= PROVIDED RECORDS =
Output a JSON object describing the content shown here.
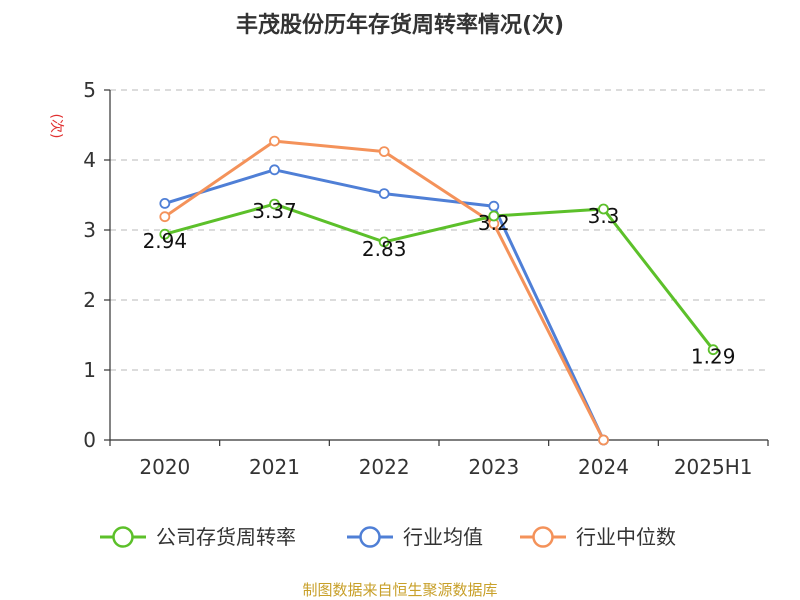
{
  "chart_data": {
    "type": "line",
    "title": "丰茂股份历年存货周转率情况(次)",
    "ylabel": "(次)",
    "xlabel": "",
    "categories": [
      "2020",
      "2021",
      "2022",
      "2023",
      "2024",
      "2025H1"
    ],
    "yticks": [
      "0",
      "1",
      "2",
      "3",
      "4",
      "5"
    ],
    "ylim": [
      0,
      5
    ],
    "grid": true,
    "legend_position": "bottom",
    "series": [
      {
        "name": "公司存货周转率",
        "color": "#5cc02a",
        "values": [
          2.94,
          3.37,
          2.83,
          3.2,
          3.3,
          1.29
        ],
        "labels": [
          "2.94",
          "3.37",
          "2.83",
          "3.2",
          "3.3",
          "1.29"
        ]
      },
      {
        "name": "行业均值",
        "color": "#4f7fd6",
        "values": [
          3.38,
          3.86,
          3.52,
          3.34,
          0,
          null
        ],
        "labels": null
      },
      {
        "name": "行业中位数",
        "color": "#f4925a",
        "values": [
          3.19,
          4.27,
          4.12,
          3.09,
          0,
          null
        ],
        "labels": null
      }
    ],
    "source": "制图数据来自恒生聚源数据库"
  }
}
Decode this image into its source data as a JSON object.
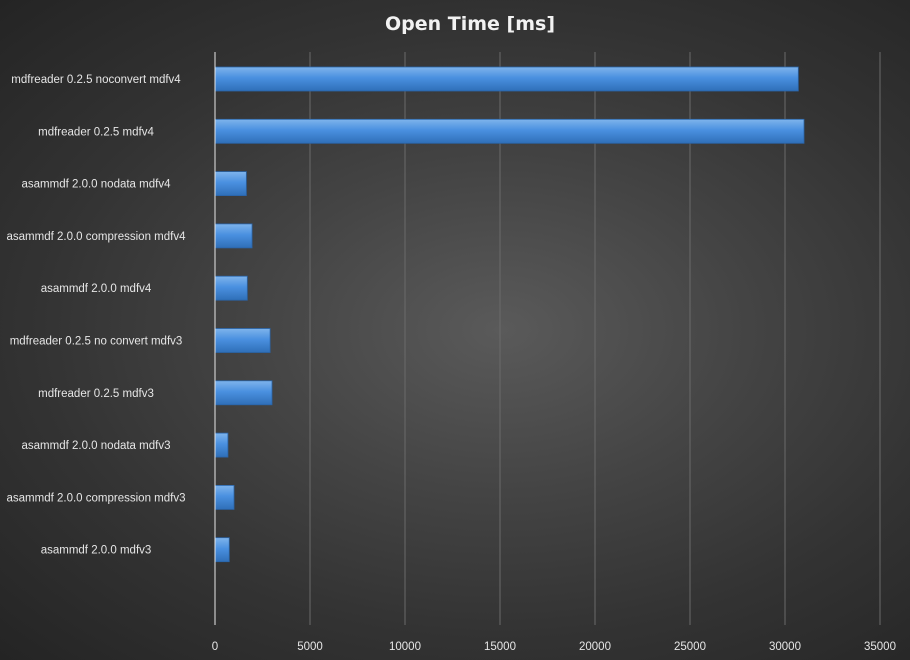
{
  "chart_data": {
    "type": "bar",
    "orientation": "horizontal",
    "title": "Open Time [ms]",
    "xlabel": "",
    "ylabel": "",
    "categories": [
      "mdfreader 0.2.5 noconvert mdfv4",
      "mdfreader 0.2.5 mdfv4",
      "asammdf 2.0.0 nodata mdfv4",
      "asammdf 2.0.0 compression mdfv4",
      "asammdf 2.0.0 mdfv4",
      "mdfreader 0.2.5 no convert mdfv3",
      "mdfreader 0.2.5 mdfv3",
      "asammdf 2.0.0 nodata mdfv3",
      "asammdf 2.0.0 compression mdfv3",
      "asammdf 2.0.0 mdfv3"
    ],
    "values": [
      30700,
      31000,
      1650,
      1950,
      1700,
      2900,
      3000,
      680,
      1000,
      750
    ],
    "xlim": [
      0,
      35000
    ],
    "xticks": [
      "0",
      "5000",
      "10000",
      "15000",
      "20000",
      "25000",
      "30000",
      "35000"
    ],
    "grid": true,
    "legend": "none",
    "colors": {
      "bar_top": "#7fb4ec",
      "bar_mid": "#4a90e0",
      "bar_bottom": "#2f6fb8",
      "bar_stroke": "#2a64a8"
    }
  }
}
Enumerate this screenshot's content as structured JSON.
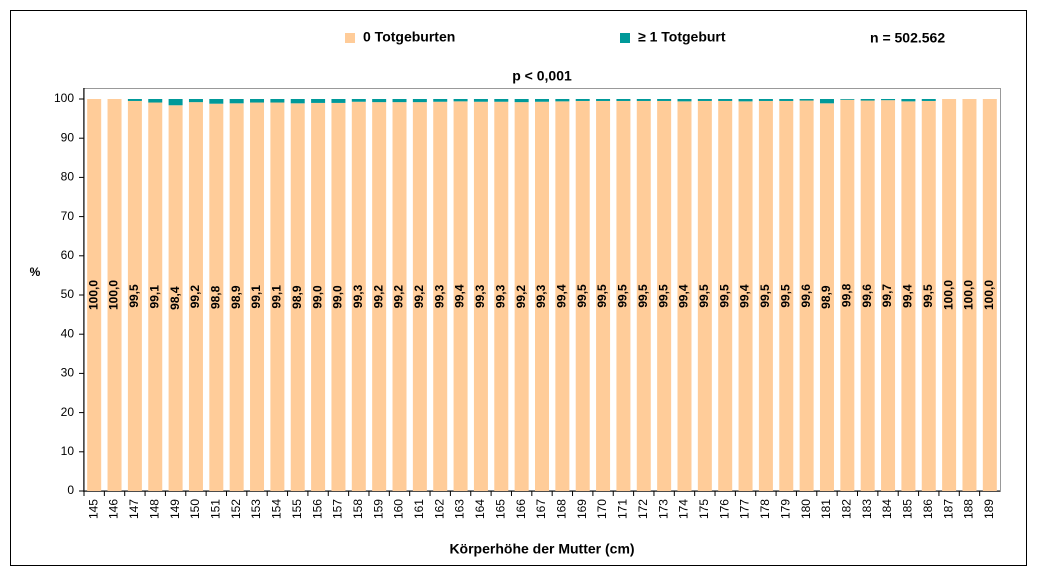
{
  "chart_data": {
    "type": "stacked_bar",
    "annotations": [
      "p < 0,001",
      "n = 502.562"
    ],
    "y_label": "%",
    "x_label": "Körperhöhe der Mutter (cm)",
    "categories": [
      "145",
      "146",
      "147",
      "148",
      "149",
      "150",
      "151",
      "152",
      "153",
      "154",
      "155",
      "156",
      "157",
      "158",
      "159",
      "160",
      "161",
      "162",
      "163",
      "164",
      "165",
      "166",
      "167",
      "168",
      "169",
      "170",
      "171",
      "172",
      "173",
      "174",
      "175",
      "176",
      "177",
      "178",
      "179",
      "180",
      "181",
      "182",
      "183",
      "184",
      "185",
      "186",
      "187",
      "188",
      "189"
    ],
    "series": [
      {
        "name": "0 Totgeburten",
        "color": "#ffcc99",
        "values": [
          100.0,
          100.0,
          99.5,
          99.1,
          98.4,
          99.2,
          98.8,
          98.9,
          99.1,
          99.1,
          98.9,
          99.0,
          99.0,
          99.3,
          99.2,
          99.2,
          99.2,
          99.3,
          99.4,
          99.3,
          99.3,
          99.2,
          99.3,
          99.4,
          99.5,
          99.5,
          99.5,
          99.5,
          99.5,
          99.4,
          99.5,
          99.5,
          99.4,
          99.5,
          99.5,
          99.6,
          98.9,
          99.8,
          99.6,
          99.7,
          99.4,
          99.5,
          100.0,
          100.0,
          100.0
        ],
        "value_labels": [
          "100,0",
          "100,0",
          "99,5",
          "99,1",
          "98,4",
          "99,2",
          "98,8",
          "98,9",
          "99,1",
          "99,1",
          "98,9",
          "99,0",
          "99,0",
          "99,3",
          "99,2",
          "99,2",
          "99,2",
          "99,3",
          "99,4",
          "99,3",
          "99,3",
          "99,2",
          "99,3",
          "99,4",
          "99,5",
          "99,5",
          "99,5",
          "99,5",
          "99,5",
          "99,4",
          "99,5",
          "99,5",
          "99,4",
          "99,5",
          "99,5",
          "99,6",
          "98,9",
          "99,8",
          "99,6",
          "99,7",
          "99,4",
          "99,5",
          "100,0",
          "100,0",
          "100,0"
        ]
      },
      {
        "name": "≥ 1 Totgeburt",
        "color": "#009999",
        "values": [
          0,
          0,
          0.5,
          0.9,
          1.6,
          0.8,
          1.2,
          1.1,
          0.9,
          0.9,
          1.1,
          1.0,
          1.0,
          0.7,
          0.8,
          0.8,
          0.8,
          0.7,
          0.6,
          0.7,
          0.7,
          0.8,
          0.7,
          0.6,
          0.5,
          0.5,
          0.5,
          0.5,
          0.5,
          0.6,
          0.5,
          0.5,
          0.6,
          0.5,
          0.5,
          0.4,
          1.1,
          0.2,
          0.4,
          0.3,
          0.6,
          0.5,
          0,
          0,
          0
        ]
      }
    ],
    "ylim": [
      0,
      100
    ],
    "yticks": [
      0,
      10,
      20,
      30,
      40,
      50,
      60,
      70,
      80,
      90,
      100
    ]
  }
}
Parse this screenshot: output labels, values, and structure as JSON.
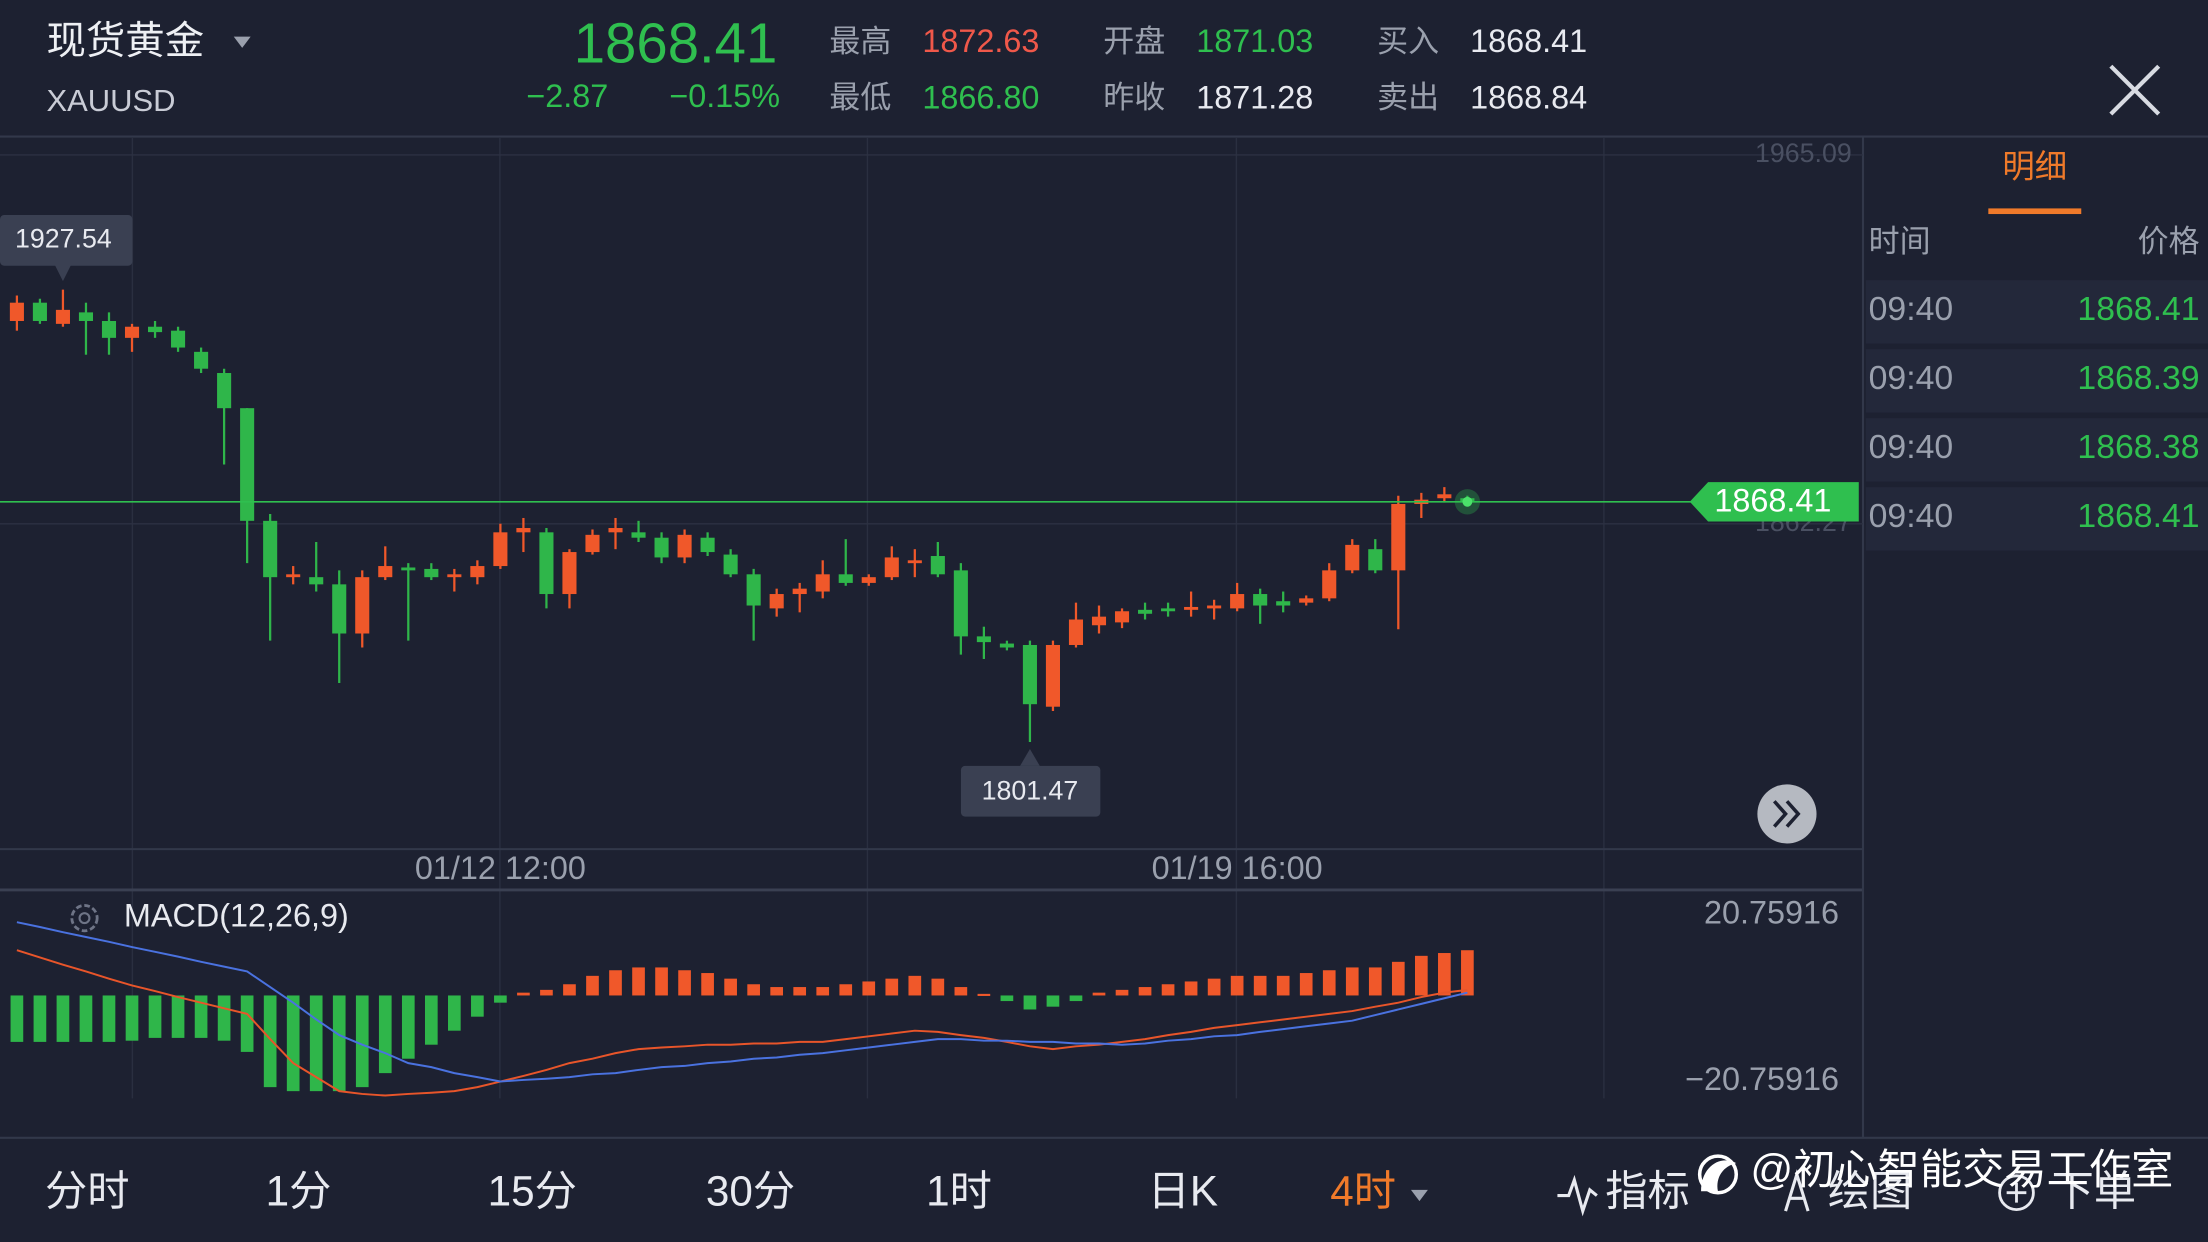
{
  "header": {
    "name": "现货黄金",
    "symbol": "XAUUSD",
    "price": "1868.41",
    "change": "−2.87",
    "change_pct": "−0.15%",
    "stats": [
      {
        "label": "最高",
        "value": "1872.63",
        "color": "#f0584a"
      },
      {
        "label": "开盘",
        "value": "1871.03",
        "color": "#2fbf4f"
      },
      {
        "label": "买入",
        "value": "1868.41",
        "color": "#e8eaf0"
      },
      {
        "label": "最低",
        "value": "1866.80",
        "color": "#2fbf4f"
      },
      {
        "label": "昨收",
        "value": "1871.28",
        "color": "#e8eaf0"
      },
      {
        "label": "卖出",
        "value": "1868.84",
        "color": "#e8eaf0"
      }
    ]
  },
  "chart_data": [
    {
      "type": "candlestick",
      "up_color": "#f0582a",
      "down_color": "#2fb64a",
      "categories": [
        null,
        null,
        null,
        null,
        null,
        null,
        null,
        null,
        null,
        null,
        null,
        null,
        null,
        null,
        null,
        null,
        null,
        null,
        null,
        null,
        null,
        "01/12 12:00",
        null,
        null,
        null,
        null,
        null,
        null,
        null,
        null,
        null,
        null,
        null,
        null,
        null,
        null,
        null,
        null,
        null,
        null,
        null,
        null,
        null,
        null,
        null,
        null,
        null,
        null,
        null,
        null,
        null,
        null,
        null,
        "01/19 16:00",
        null,
        null,
        null,
        null,
        null,
        null,
        null,
        null,
        null,
        null
      ],
      "open": [
        1918.8,
        1923.9,
        1918.0,
        1921.2,
        1918.8,
        1914.1,
        1917.2,
        1916.1,
        1910.2,
        1904.3,
        1894.5,
        1863.1,
        1847.4,
        1847.4,
        1845.4,
        1831.7,
        1847.4,
        1850.1,
        1849.7,
        1847.4,
        1847.4,
        1850.5,
        1859.9,
        1859.9,
        1842.7,
        1854.4,
        1859.9,
        1859.9,
        1858.4,
        1852.9,
        1858.4,
        1853.7,
        1848.2,
        1838.7,
        1842.7,
        1843.4,
        1848.2,
        1845.8,
        1847.4,
        1851.3,
        1853.3,
        1849.3,
        1830.9,
        1828.9,
        1828.5,
        1811.3,
        1828.5,
        1834.0,
        1834.8,
        1838.3,
        1838.7,
        1838.3,
        1838.7,
        1838.7,
        1842.7,
        1840.7,
        1840.3,
        1841.5,
        1849.3,
        1855.2,
        1849.3,
        1867.8,
        1869.4,
        1869.4
      ],
      "high": [
        1925.9,
        1925.0,
        1927.54,
        1923.9,
        1921.2,
        1918.0,
        1918.8,
        1917.2,
        1911.4,
        1905.5,
        1894.5,
        1865.0,
        1850.5,
        1857.2,
        1849.3,
        1849.3,
        1856.0,
        1851.3,
        1851.3,
        1849.7,
        1852.1,
        1862.3,
        1863.9,
        1861.1,
        1855.2,
        1860.7,
        1863.9,
        1863.1,
        1859.9,
        1860.7,
        1859.9,
        1855.2,
        1849.7,
        1844.2,
        1845.8,
        1852.1,
        1858.0,
        1848.2,
        1856.0,
        1855.2,
        1857.2,
        1851.3,
        1833.6,
        1829.7,
        1829.7,
        1829.7,
        1840.3,
        1839.5,
        1838.7,
        1840.3,
        1840.3,
        1843.4,
        1841.1,
        1845.8,
        1844.2,
        1843.4,
        1842.3,
        1851.3,
        1858.0,
        1858.0,
        1870.1,
        1870.9,
        1872.5,
        1870.1
      ],
      "low": [
        1916.1,
        1918.0,
        1917.2,
        1909.4,
        1909.4,
        1910.2,
        1914.1,
        1910.2,
        1904.3,
        1878.8,
        1851.3,
        1829.7,
        1845.4,
        1843.4,
        1817.9,
        1827.8,
        1846.6,
        1829.7,
        1846.6,
        1843.4,
        1845.4,
        1849.7,
        1854.4,
        1838.7,
        1838.7,
        1853.7,
        1855.2,
        1857.2,
        1851.3,
        1851.3,
        1853.3,
        1847.4,
        1829.7,
        1836.4,
        1837.6,
        1841.5,
        1845.0,
        1845.0,
        1846.6,
        1847.4,
        1847.4,
        1825.8,
        1824.6,
        1827.0,
        1801.47,
        1810.1,
        1827.8,
        1831.7,
        1833.2,
        1835.6,
        1836.4,
        1836.4,
        1835.6,
        1837.9,
        1834.4,
        1837.6,
        1839.5,
        1840.7,
        1848.5,
        1848.5,
        1832.9,
        1863.9,
        1868.2,
        1868.2
      ],
      "close": [
        1923.9,
        1918.8,
        1921.9,
        1918.8,
        1914.1,
        1917.2,
        1915.7,
        1911.4,
        1905.5,
        1894.5,
        1863.1,
        1847.4,
        1848.2,
        1845.4,
        1831.7,
        1847.4,
        1850.5,
        1849.3,
        1847.4,
        1848.2,
        1850.5,
        1859.9,
        1861.1,
        1842.7,
        1854.4,
        1859.2,
        1861.1,
        1858.4,
        1852.9,
        1859.2,
        1854.4,
        1848.2,
        1839.5,
        1842.7,
        1844.2,
        1848.2,
        1845.8,
        1847.4,
        1852.9,
        1852.1,
        1848.2,
        1830.9,
        1829.3,
        1827.8,
        1812.0,
        1828.5,
        1835.6,
        1836.4,
        1837.9,
        1837.2,
        1837.9,
        1839.1,
        1839.5,
        1842.7,
        1839.5,
        1839.5,
        1841.5,
        1849.3,
        1856.4,
        1849.3,
        1867.8,
        1869.0,
        1870.5,
        1868.41
      ],
      "ylim": [
        1772.0,
        1969.8
      ],
      "yticks": [
        1965.09,
        1862.27
      ]
    },
    {
      "type": "macd",
      "title": "MACD(12,26,9)",
      "up_color": "#f0582a",
      "down_color": "#2fb64a",
      "ylim": [
        -34.5,
        25.3
      ],
      "yticks": [
        20.75916,
        {
          "value": -20.75916,
          "label": "−20.75916"
        }
      ],
      "histogram": [
        -11.6,
        -11.6,
        -11.6,
        -11.6,
        -11.6,
        -11.3,
        -10.6,
        -10.6,
        -10.6,
        -11.3,
        -14.1,
        -22.9,
        -23.9,
        -23.9,
        -23.9,
        -22.9,
        -19.4,
        -15.8,
        -12.3,
        -8.8,
        -5.3,
        -1.8,
        0.7,
        1.4,
        2.8,
        4.9,
        6.3,
        7.0,
        7.0,
        6.3,
        5.6,
        4.2,
        2.8,
        2.1,
        2.1,
        2.1,
        2.8,
        3.5,
        4.2,
        4.9,
        4.2,
        2.1,
        0.4,
        -1.4,
        -3.5,
        -2.8,
        -1.4,
        0.7,
        1.4,
        2.1,
        2.8,
        3.5,
        4.2,
        4.9,
        4.9,
        4.9,
        5.6,
        6.3,
        7.0,
        7.0,
        8.4,
        9.9,
        10.6,
        11.3
      ],
      "series": [
        {
          "color": "#e8552a",
          "values": [
            11.3,
            9.5,
            7.7,
            6.0,
            4.2,
            2.5,
            1.1,
            -0.4,
            -1.8,
            -3.2,
            -4.6,
            -10.9,
            -16.9,
            -20.4,
            -23.9,
            -24.6,
            -25.0,
            -24.6,
            -24.3,
            -23.9,
            -22.9,
            -21.5,
            -20.1,
            -18.6,
            -16.9,
            -15.8,
            -14.4,
            -13.4,
            -13.0,
            -12.7,
            -12.3,
            -12.3,
            -12.0,
            -12.0,
            -11.6,
            -11.6,
            -10.9,
            -10.2,
            -9.5,
            -8.8,
            -9.1,
            -9.9,
            -10.6,
            -11.6,
            -12.7,
            -13.4,
            -12.7,
            -12.3,
            -11.6,
            -10.9,
            -9.9,
            -9.1,
            -8.1,
            -7.4,
            -6.7,
            -6.0,
            -5.3,
            -4.6,
            -3.9,
            -2.8,
            -1.8,
            -0.4,
            0.7,
            1.4
          ]
        },
        {
          "color": "#4a72e0",
          "values": [
            18.3,
            17.1,
            15.8,
            14.6,
            13.4,
            12.1,
            10.9,
            9.7,
            8.4,
            7.2,
            6.0,
            2.1,
            -1.8,
            -6.0,
            -9.9,
            -12.3,
            -14.4,
            -16.9,
            -17.9,
            -19.4,
            -20.4,
            -21.5,
            -21.1,
            -20.8,
            -20.4,
            -19.7,
            -19.4,
            -18.6,
            -17.9,
            -17.6,
            -16.9,
            -16.5,
            -15.8,
            -15.5,
            -14.8,
            -14.4,
            -13.7,
            -13.0,
            -12.3,
            -11.6,
            -10.9,
            -10.9,
            -11.3,
            -11.3,
            -11.6,
            -11.6,
            -12.0,
            -12.0,
            -12.3,
            -12.0,
            -11.3,
            -10.9,
            -10.2,
            -9.9,
            -9.1,
            -8.4,
            -7.7,
            -7.0,
            -6.3,
            -4.9,
            -3.5,
            -2.1,
            -0.7,
            0.7
          ]
        }
      ]
    }
  ],
  "detail_panel": {
    "tab": "明细",
    "columns": [
      "时间",
      "价格"
    ],
    "rows": [
      [
        "09:40",
        "1868.41"
      ],
      [
        "09:40",
        "1868.39"
      ],
      [
        "09:40",
        "1868.38"
      ],
      [
        "09:40",
        "1868.41"
      ]
    ]
  },
  "timeframes": [
    "分时",
    "1分",
    "15分",
    "30分",
    "1时",
    "日K",
    "4时"
  ],
  "selected_timeframe": 6,
  "tools": [
    "指标",
    "绘图",
    "下单"
  ],
  "watermark": "@初心智能交易工作室"
}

= TASK STATEMENT =
Track down every line holding the string "compression" and copy it.

= SOLUTION FOR THIS EXERCISE =
      "asammdf 2.0.0 compression mdfv4",
      "asammdf 2.0.0 compression mdfv3",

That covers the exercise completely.